Find the word "Portuguese" in the listing; pull out each line holding it.

--- GIVEN DATA ---

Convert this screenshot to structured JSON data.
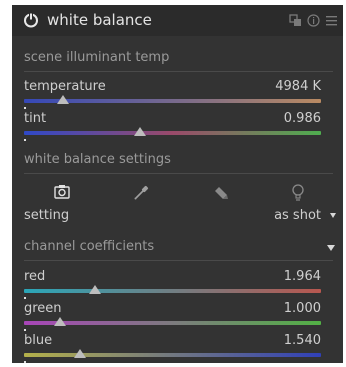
{
  "header": {
    "title": "white balance",
    "icons": [
      "power-icon",
      "presets-icon",
      "reset-icon",
      "menu-icon"
    ]
  },
  "sections": {
    "illuminant": {
      "title": "scene illuminant temp"
    },
    "wb_settings": {
      "title": "white balance settings"
    },
    "channels": {
      "title": "channel coefficients"
    }
  },
  "sliders": {
    "temperature": {
      "label": "temperature",
      "value": "4984 K",
      "position": 0.13
    },
    "tint": {
      "label": "tint",
      "value": "0.986",
      "position": 0.39
    },
    "red": {
      "label": "red",
      "value": "1.964",
      "position": 0.24
    },
    "green": {
      "label": "green",
      "value": "1.000",
      "position": 0.12
    },
    "blue": {
      "label": "blue",
      "value": "1.540",
      "position": 0.19
    }
  },
  "setting": {
    "label": "setting",
    "value": "as shot",
    "tools": [
      "camera-icon",
      "color-picker-icon",
      "user-modified-icon",
      "bulb-icon"
    ]
  },
  "colors": {
    "panel_bg": "#333333",
    "header_bg": "#2b2b2b",
    "temperature_from": "#3548b8",
    "temperature_to": "#b98a62",
    "tint_from": "#2f49c8",
    "tint_mid": "#9a4a6a",
    "tint_to": "#4fae4f",
    "red_from": "#2aa6b8",
    "red_to": "#b8574f",
    "green_from": "#a845b8",
    "green_to": "#52b145",
    "blue_from": "#b4b04a",
    "blue_to": "#3040b8"
  }
}
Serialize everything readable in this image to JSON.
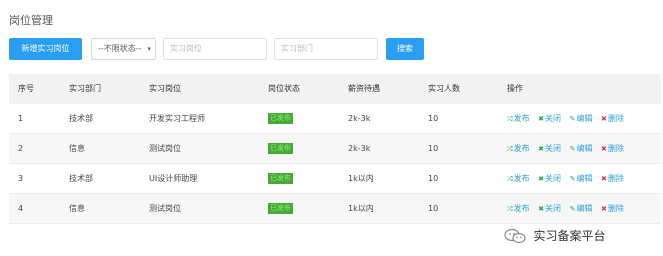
{
  "page": {
    "title": "岗位管理"
  },
  "toolbar": {
    "new_button": "新增实习岗位",
    "status_select": "--不限状态--",
    "post_placeholder": "实习岗位",
    "dept_placeholder": "实习部门",
    "search_button": "搜索"
  },
  "table": {
    "headers": [
      "序号",
      "实习部门",
      "实习岗位",
      "岗位状态",
      "薪资待遇",
      "实习人数",
      "操作"
    ],
    "rows": [
      {
        "index": "1",
        "dept": "技术部",
        "post": "开发实习工程师",
        "status": "已发布",
        "salary": "2k-3k",
        "count": "10"
      },
      {
        "index": "2",
        "dept": "信息",
        "post": "测试岗位",
        "status": "已发布",
        "salary": "2k-3k",
        "count": "10"
      },
      {
        "index": "3",
        "dept": "技术部",
        "post": "UI设计师助理",
        "status": "已发布",
        "salary": "1k以内",
        "count": "10"
      },
      {
        "index": "4",
        "dept": "信息",
        "post": "测试岗位",
        "status": "已发布",
        "salary": "1k以内",
        "count": "10"
      }
    ],
    "actions": {
      "publish": "发布",
      "close": "关闭",
      "edit": "编辑",
      "delete": "删除"
    }
  },
  "watermark": {
    "text": "实习备案平台"
  },
  "colors": {
    "primary": "#2a9ef0",
    "status_bg": "#4aa83a",
    "status_text": "#7ef562",
    "action_text": "#2e9fdc",
    "delete_icon": "#e53935"
  }
}
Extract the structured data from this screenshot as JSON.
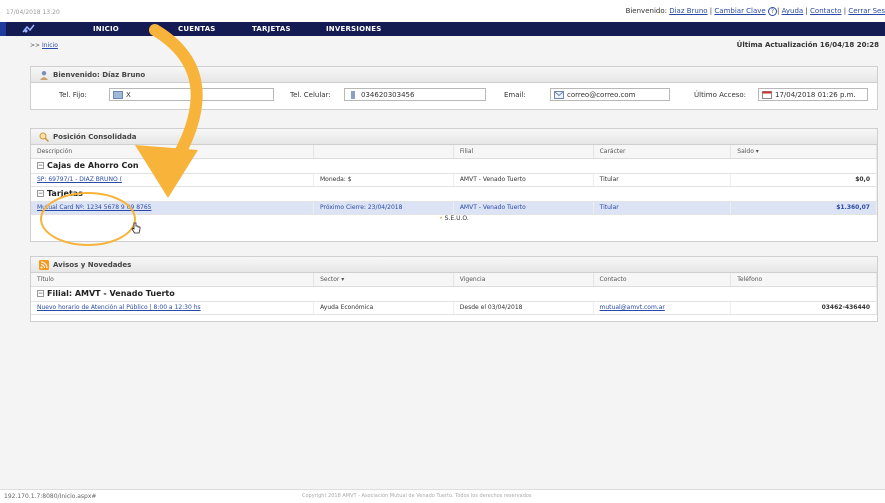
{
  "topbar": {
    "datetime": "17/04/2018 13:20",
    "welcome_prefix": "Bienvenido:",
    "user_name": "Diaz Bruno",
    "change_password": "Cambiar Clave",
    "help": "Ayuda",
    "contact": "Contacto",
    "logout": "Cerrar Ses"
  },
  "nav": {
    "items": [
      "INICIO",
      "CUENTAS",
      "TARJETAS",
      "INVERSIONES"
    ]
  },
  "breadcrumb": {
    "prefix": ">>",
    "home": "Inicio"
  },
  "last_update": "Última Actualización 16/04/18 20:28",
  "profile": {
    "title": "Bienvenido: Díaz Bruno",
    "tel_fijo_label": "Tel. Fijo:",
    "tel_fijo_value": "X",
    "tel_celular_label": "Tel. Celular:",
    "tel_celular_value": "034620303456",
    "email_label": "Email:",
    "email_value": "correo@correo.com",
    "ultimo_acceso_label": "Último Acceso:",
    "ultimo_acceso_value": "17/04/2018 01:26 p.m."
  },
  "posicion": {
    "title": "Posición Consolidada",
    "columns": [
      "Descripción",
      "",
      "Filial",
      "Carácter",
      "Saldo ▾"
    ],
    "groups": [
      {
        "name": "Cajas de Ahorro Con",
        "rows": [
          {
            "desc": "SP: 69797/1 - DIAZ BRUNO (",
            "extra": "Moneda: $",
            "filial": "AMVT - Venado Tuerto",
            "caracter": "Titular",
            "saldo": "$0,0"
          }
        ]
      },
      {
        "name": "Tarjetas",
        "rows": [
          {
            "desc": "Mutual Card Nº: 1234 5678 9 09 8765",
            "extra": "Próximo Cierre: 23/04/2018",
            "filial": "AMVT - Venado Tuerto",
            "caracter": "Titular",
            "saldo": "$1.360,07"
          }
        ]
      }
    ],
    "footer": "S.E.U.O."
  },
  "avisos": {
    "title": "Avisos y Novedades",
    "columns": [
      "Título",
      "Sector ▾",
      "Vigencia",
      "Contacto",
      "Teléfono"
    ],
    "group": "Filial: AMVT - Venado Tuerto",
    "rows": [
      {
        "titulo": "Nuevo horario de Atención al Público | 8:00 a 12:30 hs",
        "sector": "Ayuda Económica",
        "vigencia": "Desde el 03/04/2018",
        "contacto": "mutual@amvt.com.ar",
        "telefono": "03462-436440"
      }
    ]
  },
  "status": {
    "url": "192.170.1.7:8080/Inicio.aspx#",
    "copyright": "Copyright 2018 AMVT - Asociación Mutual de Venado Tuerto. Todos los derechos reservados"
  },
  "colors": {
    "nav_bg": "#141a52",
    "annotation": "#f7b33a",
    "link": "#2a4aa8"
  }
}
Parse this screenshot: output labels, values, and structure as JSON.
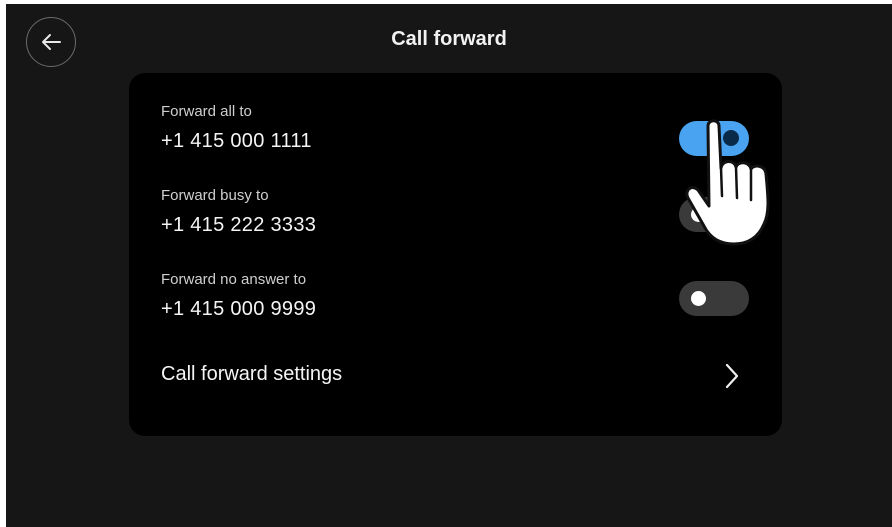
{
  "header": {
    "title": "Call forward",
    "back_icon": "arrow-left-icon"
  },
  "rows": [
    {
      "label": "Forward all to",
      "number": "+1 415 000 1111",
      "enabled": true
    },
    {
      "label": "Forward busy to",
      "number": "+1 415 222 3333",
      "enabled": false
    },
    {
      "label": "Forward no answer to",
      "number": "+1 415 000 9999",
      "enabled": false
    }
  ],
  "settings": {
    "label": "Call forward settings",
    "icon": "chevron-right-icon"
  },
  "overlay": {
    "icon": "pointing-hand-icon"
  },
  "colors": {
    "background": "#161616",
    "card": "#000000",
    "toggle_on": "#4aa3f0",
    "toggle_off": "#3a3a3a"
  }
}
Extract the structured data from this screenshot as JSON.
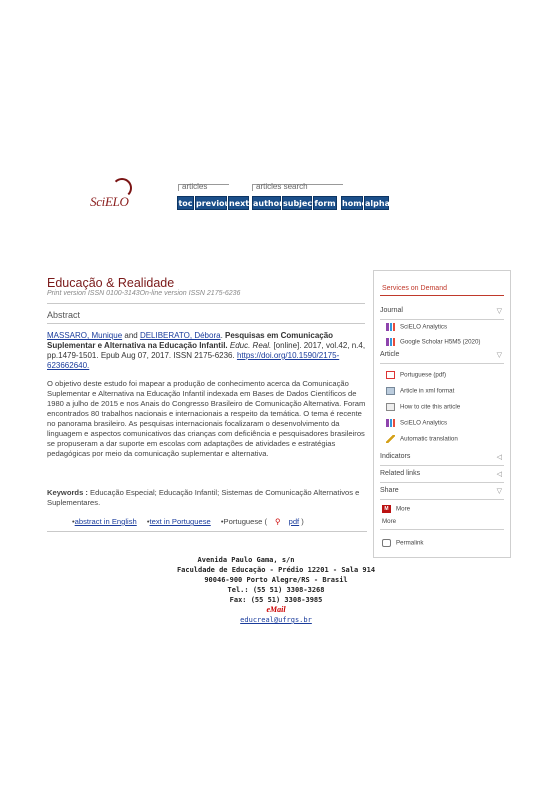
{
  "header": {
    "logo_text": "SciELO",
    "group_articles": "articles",
    "group_search": "articles search",
    "nav": [
      "toc",
      "previous",
      "next",
      "author",
      "subject",
      "form",
      "home",
      "alpha"
    ]
  },
  "journal": {
    "title": "Educação & Realidade",
    "issn": "Print version ISSN 0100-3143On-line version ISSN 2175-6236"
  },
  "abstract_heading": "Abstract",
  "citation": {
    "author1": "MASSARO, Munique",
    "and": " and ",
    "author2": "DELIBERATO, Débora",
    "title": "Pesquisas em Comunicação Suplementar e Alternativa na Educação Infantil.",
    "journal": "Educ. Real.",
    "details": " [online]. 2017, vol.42, n.4, pp.1479-1501.  Epub Aug 07, 2017. ISSN 2175-6236.  ",
    "doi": "https://doi.org/10.1590/2175-623662640."
  },
  "abstract_text": "O objetivo deste estudo foi mapear a produção de conhecimento acerca da Comunicação Suplementar e Alternativa na Educação Infantil indexada em Bases de Dados Científicos de 1980 a julho de 2015 e nos Anais do Congresso Brasileiro de Comunicação Alternativa. Foram encontrados 80 trabalhos nacionais e internacionais a respeito da temática. O tema é recente no panorama brasileiro. As pesquisas internacionais focalizaram o desenvolvimento da linguagem e aspectos comunicativos das crianças com deficiência e pesquisadores brasileiros se propuseram a dar suporte em escolas com adaptações de atividades e estratégias pedagógicas por meio da comunicação suplementar e alternativa.",
  "keywords": {
    "label": "Keywords :",
    "text": " Educação Especial; Educação Infantil; Sistemas de Comunicação Alternativos e Suplementares."
  },
  "links": {
    "abstract_english": "abstract in English",
    "text_portuguese": "text in Portuguese",
    "portuguese": "Portuguese (",
    "pdf": "pdf",
    "close": " )"
  },
  "footer": {
    "line1": "Avenida Paulo Gama, s/n",
    "line2": "Faculdade de Educação - Prédio 12201 - Sala 914",
    "line3": "90046-900 Porto Alegre/RS - Brasil",
    "line4": "Tel.: (55 51) 3308-3268",
    "line5": "Fax: (55 51) 3308-3985",
    "mail_icon": "eMail",
    "email": "educreal@ufrgs.br"
  },
  "sidebar": {
    "title": "Services on Demand",
    "journal": "Journal",
    "scielo_analytics": "SciELO Analytics",
    "google_scholar": "Google Scholar H5M5 (2020)",
    "article": "Article",
    "portuguese_pdf": "Portuguese (pdf)",
    "xml": "Article in xml format",
    "cite": "How to cite this article",
    "scielo_analytics2": "SciELO Analytics",
    "translation": "Automatic translation",
    "indicators": "Indicators",
    "related": "Related links",
    "share": "Share",
    "more1": "More",
    "more2": "More",
    "permalink": "Permalink"
  }
}
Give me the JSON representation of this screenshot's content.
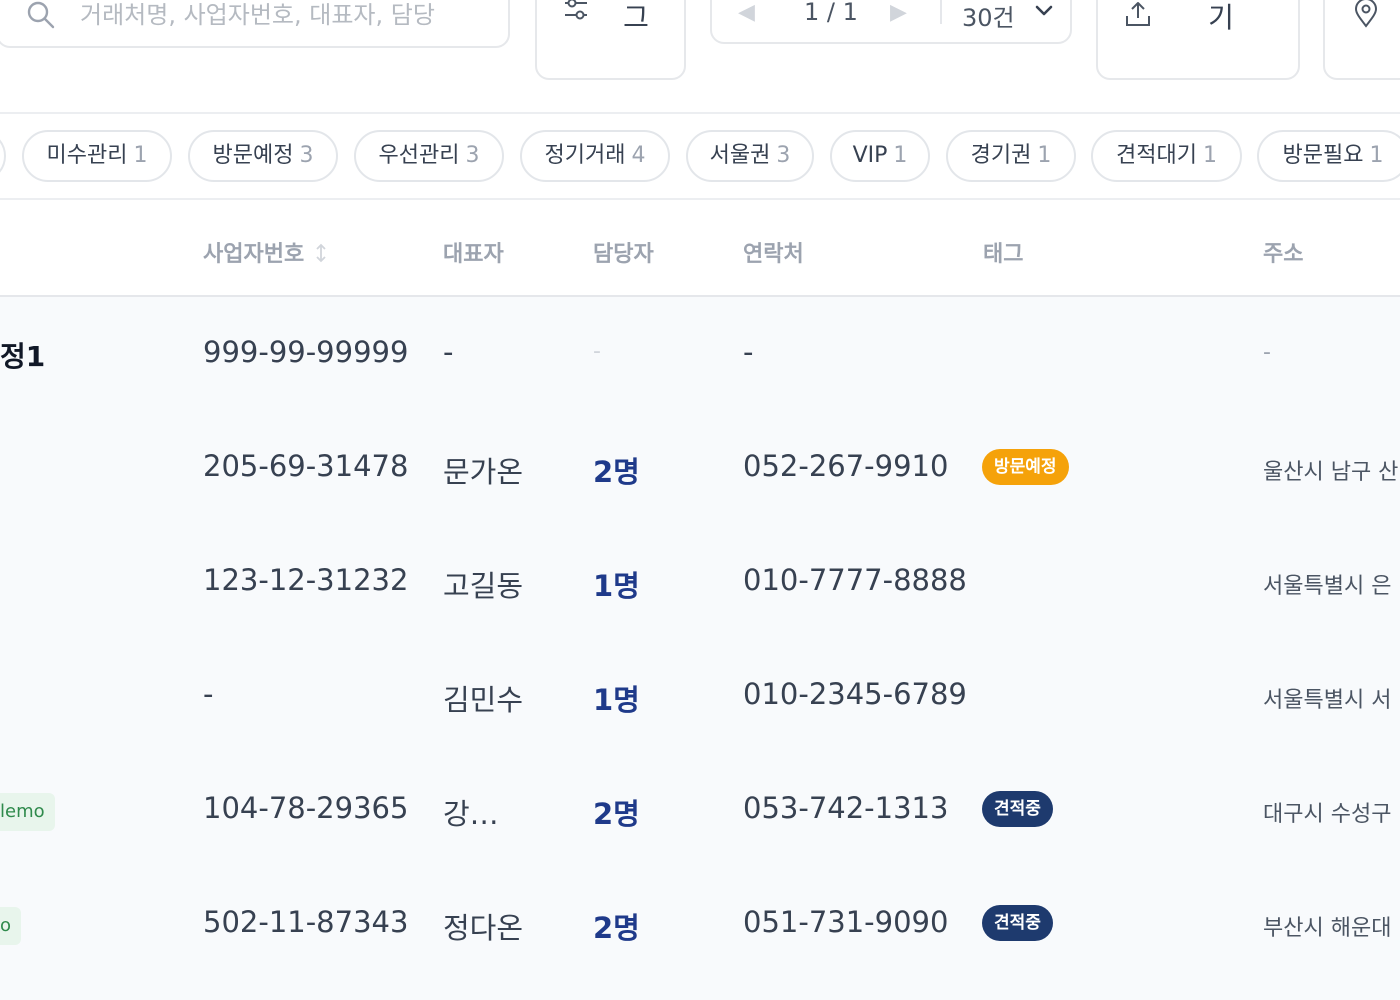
{
  "toolbar": {
    "search_placeholder": "거래처명, 사업자번호, 대표자, 담당",
    "filter_label": "필\n그",
    "pager": {
      "prev": "◀",
      "page": "1 / 1",
      "next": "▶",
      "page_size": "30건"
    },
    "export_label": "내\n기",
    "icons": {
      "search": "search-icon",
      "filter": "filter-icon",
      "export": "upload-icon",
      "map": "map-pin-icon",
      "dropdown": "chevron-down-icon"
    }
  },
  "chips": [
    {
      "label": "미수관리",
      "count": "1"
    },
    {
      "label": "방문예정",
      "count": "3"
    },
    {
      "label": "우선관리",
      "count": "3"
    },
    {
      "label": "정기거래",
      "count": "4"
    },
    {
      "label": "서울권",
      "count": "3"
    },
    {
      "label": "VIP",
      "count": "1"
    },
    {
      "label": "경기권",
      "count": "1"
    },
    {
      "label": "견적대기",
      "count": "1"
    },
    {
      "label": "방문필요",
      "count": "1"
    }
  ],
  "table": {
    "headers": {
      "biz_no": "사업자번호",
      "ceo": "대표자",
      "manager": "담당자",
      "contact": "연락처",
      "tag": "태그",
      "address": "주소"
    },
    "rows": [
      {
        "name": "정1",
        "chip": "",
        "biz_no": "999-99-99999",
        "ceo": "-",
        "manager": "-",
        "contact": "-",
        "tag": "",
        "address": "-"
      },
      {
        "name": "",
        "chip": "",
        "biz_no": "205-69-31478",
        "ceo": "문가온",
        "manager": "2명",
        "contact": "052-267-9910",
        "tag": "방문예정",
        "address": "울산시 남구 산"
      },
      {
        "name": "",
        "chip": "",
        "biz_no": "123-12-31232",
        "ceo": "고길동",
        "manager": "1명",
        "contact": "010-7777-8888",
        "tag": "",
        "address": "서울특별시 은"
      },
      {
        "name": "",
        "chip": "",
        "biz_no": "-",
        "ceo": "김민수",
        "manager": "1명",
        "contact": "010-2345-6789",
        "tag": "",
        "address": "서울특별시 서"
      },
      {
        "name": "",
        "chip": "lemo",
        "biz_no": "104-78-29365",
        "ceo": "강…",
        "manager": "2명",
        "contact": "053-742-1313",
        "tag": "견적중",
        "address": "대구시 수성구"
      },
      {
        "name": "",
        "chip": "o",
        "biz_no": "502-11-87343",
        "ceo": "정다온",
        "manager": "2명",
        "contact": "051-731-9090",
        "tag": "견적중",
        "address": "부산시 해운대"
      }
    ]
  },
  "colors": {
    "accent": "#1f3a8a",
    "tag_visit": "#f5a20a",
    "tag_quote": "#1e3a6e",
    "chip_green": "#2f8a4c"
  }
}
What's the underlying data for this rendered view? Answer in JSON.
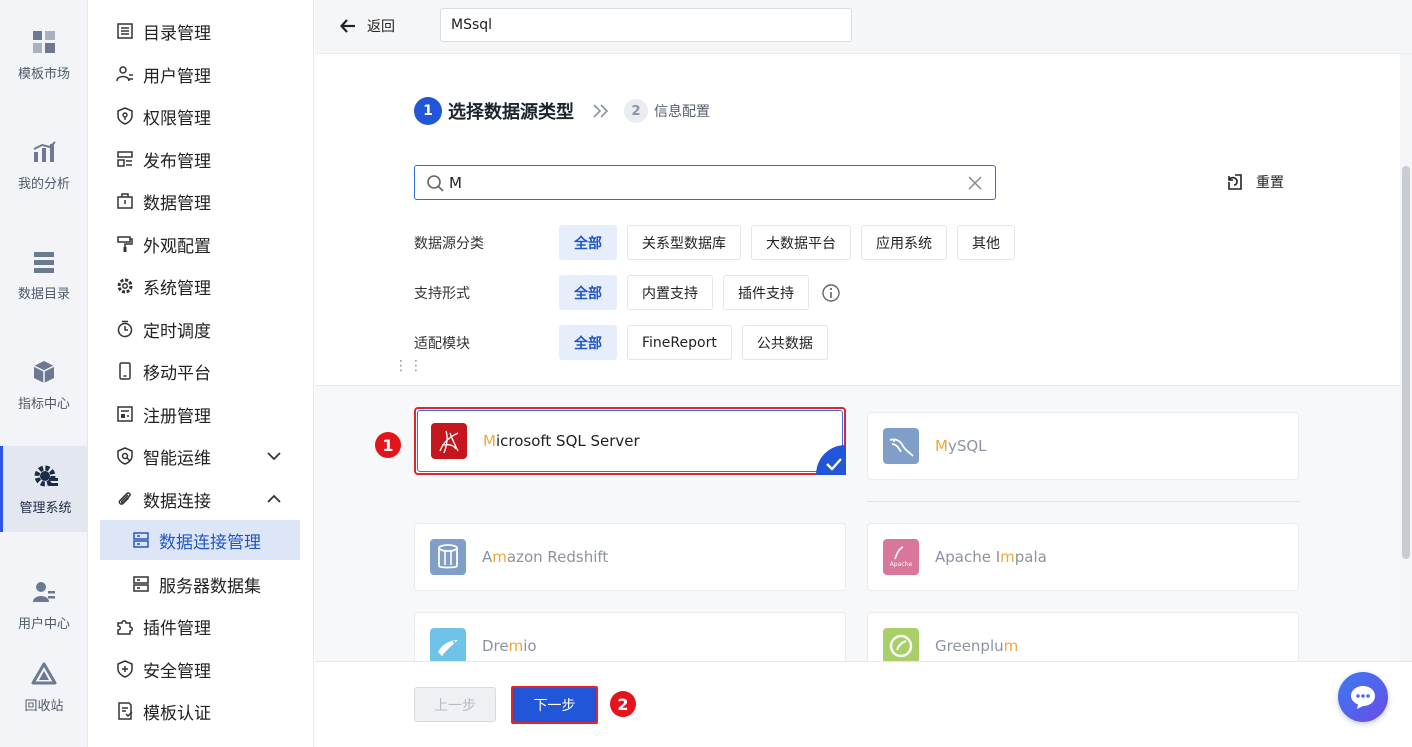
{
  "rail": [
    {
      "label": "模板市场",
      "icon": "template-market-icon"
    },
    {
      "label": "我的分析",
      "icon": "analysis-icon"
    },
    {
      "label": "数据目录",
      "icon": "data-catalog-icon"
    },
    {
      "label": "指标中心",
      "icon": "metric-center-icon"
    },
    {
      "label": "管理系统",
      "icon": "management-gear-icon",
      "active": true
    },
    {
      "label": "用户中心",
      "icon": "user-center-icon"
    },
    {
      "label": "回收站",
      "icon": "recycle-bin-icon"
    }
  ],
  "menu": [
    {
      "label": "目录管理"
    },
    {
      "label": "用户管理"
    },
    {
      "label": "权限管理"
    },
    {
      "label": "发布管理"
    },
    {
      "label": "数据管理"
    },
    {
      "label": "外观配置"
    },
    {
      "label": "系统管理"
    },
    {
      "label": "定时调度"
    },
    {
      "label": "移动平台"
    },
    {
      "label": "注册管理"
    },
    {
      "label": "智能运维"
    },
    {
      "label": "数据连接"
    },
    {
      "label": "数据连接管理"
    },
    {
      "label": "服务器数据集"
    },
    {
      "label": "插件管理"
    },
    {
      "label": "安全管理"
    },
    {
      "label": "模板认证"
    }
  ],
  "header": {
    "back_label": "返回",
    "connection_name": "MSsql"
  },
  "steps": {
    "step1_num": "1",
    "step1_label": "选择数据源类型",
    "step2_num": "2",
    "step2_label": "信息配置"
  },
  "search": {
    "value": "M"
  },
  "reset_label": "重置",
  "filters": {
    "category": {
      "label": "数据源分类",
      "options": [
        "全部",
        "关系型数据库",
        "大数据平台",
        "应用系统",
        "其他"
      ],
      "selected": "全部"
    },
    "support": {
      "label": "支持形式",
      "options": [
        "全部",
        "内置支持",
        "插件支持"
      ],
      "selected": "全部"
    },
    "module": {
      "label": "适配模块",
      "options": [
        "全部",
        "FineReport",
        "公共数据"
      ],
      "selected": "全部"
    }
  },
  "datasources": [
    {
      "pre": "",
      "hl": "M",
      "post": "icrosoft SQL Server",
      "selected": true,
      "color": "#c5161d",
      "icon": "sqlserver-logo-icon"
    },
    {
      "pre": "",
      "hl": "M",
      "post": "ySQL",
      "selected": false,
      "color": "#7f9fc9",
      "icon": "mysql-logo-icon"
    },
    {
      "pre": "A",
      "hl": "m",
      "post": "azon Redshift",
      "selected": false,
      "color": "#7f9fc9",
      "icon": "redshift-logo-icon"
    },
    {
      "pre": "Apache I",
      "hl": "m",
      "post": "pala",
      "selected": false,
      "color": "#d9779b",
      "icon": "impala-logo-icon"
    },
    {
      "pre": "Dre",
      "hl": "m",
      "post": "io",
      "selected": false,
      "color": "#6fc3e8",
      "icon": "dremio-logo-icon"
    },
    {
      "pre": "Greenplu",
      "hl": "m",
      "post": "",
      "selected": false,
      "color": "#a9cf6a",
      "icon": "greenplum-logo-icon"
    }
  ],
  "markers": [
    "1",
    "2"
  ],
  "footer": {
    "prev_label": "上一步",
    "next_label": "下一步"
  },
  "colors": {
    "accent": "#2256d8",
    "highlight": "#f0a637",
    "marker": "#e3141b"
  }
}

---

## [SOLUTION FOR THIS PROBLEM]
    "text_portuguese": "text in Portuguese",
    "portuguese": "Portuguese (",
    "portuguese_pdf": "Portuguese (pdf)",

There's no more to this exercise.